Start of SOURCE RECORDS

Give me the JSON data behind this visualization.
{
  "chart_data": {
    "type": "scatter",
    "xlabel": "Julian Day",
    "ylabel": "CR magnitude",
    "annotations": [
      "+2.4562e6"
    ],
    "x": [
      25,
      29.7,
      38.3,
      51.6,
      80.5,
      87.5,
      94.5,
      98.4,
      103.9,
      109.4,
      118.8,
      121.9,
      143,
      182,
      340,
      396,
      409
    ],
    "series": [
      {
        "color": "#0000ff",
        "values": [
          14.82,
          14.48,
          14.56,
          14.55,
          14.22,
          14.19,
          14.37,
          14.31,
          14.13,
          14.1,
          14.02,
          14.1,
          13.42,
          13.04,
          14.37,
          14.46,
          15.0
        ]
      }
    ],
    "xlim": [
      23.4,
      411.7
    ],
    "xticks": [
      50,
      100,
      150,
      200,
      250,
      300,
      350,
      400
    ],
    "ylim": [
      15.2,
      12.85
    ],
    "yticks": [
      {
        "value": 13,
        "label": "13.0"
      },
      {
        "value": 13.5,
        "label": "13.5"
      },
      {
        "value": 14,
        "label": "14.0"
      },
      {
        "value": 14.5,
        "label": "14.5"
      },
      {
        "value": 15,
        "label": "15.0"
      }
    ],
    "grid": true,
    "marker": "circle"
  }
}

End of SOURCE RECORDS

SET TASK » The records above should all be quoted exactly, please.

ANSWER IN FULL »
Give me the JSON data behind this visualization.
{
  "chart_data": {
    "type": "scatter",
    "xlabel": "Julian Day",
    "ylabel": "CR magnitude",
    "annotations": [
      "+2.4562e6"
    ],
    "x": [
      25,
      29.7,
      38.3,
      51.6,
      80.5,
      87.5,
      94.5,
      98.4,
      103.9,
      109.4,
      118.8,
      121.9,
      143,
      182,
      340,
      396,
      409
    ],
    "series": [
      {
        "color": "#0000ff",
        "values": [
          14.82,
          14.48,
          14.56,
          14.55,
          14.22,
          14.19,
          14.37,
          14.31,
          14.13,
          14.1,
          14.02,
          14.1,
          13.42,
          13.04,
          14.37,
          14.46,
          15.0
        ]
      }
    ],
    "xlim": [
      23.4,
      411.7
    ],
    "xticks": [
      50,
      100,
      150,
      200,
      250,
      300,
      350,
      400
    ],
    "ylim": [
      15.2,
      12.85
    ],
    "yticks": [
      {
        "value": 13,
        "label": "13.0"
      },
      {
        "value": 13.5,
        "label": "13.5"
      },
      {
        "value": 14,
        "label": "14.0"
      },
      {
        "value": 14.5,
        "label": "14.5"
      },
      {
        "value": 15,
        "label": "15.0"
      }
    ],
    "grid": true,
    "marker": "circle"
  }
}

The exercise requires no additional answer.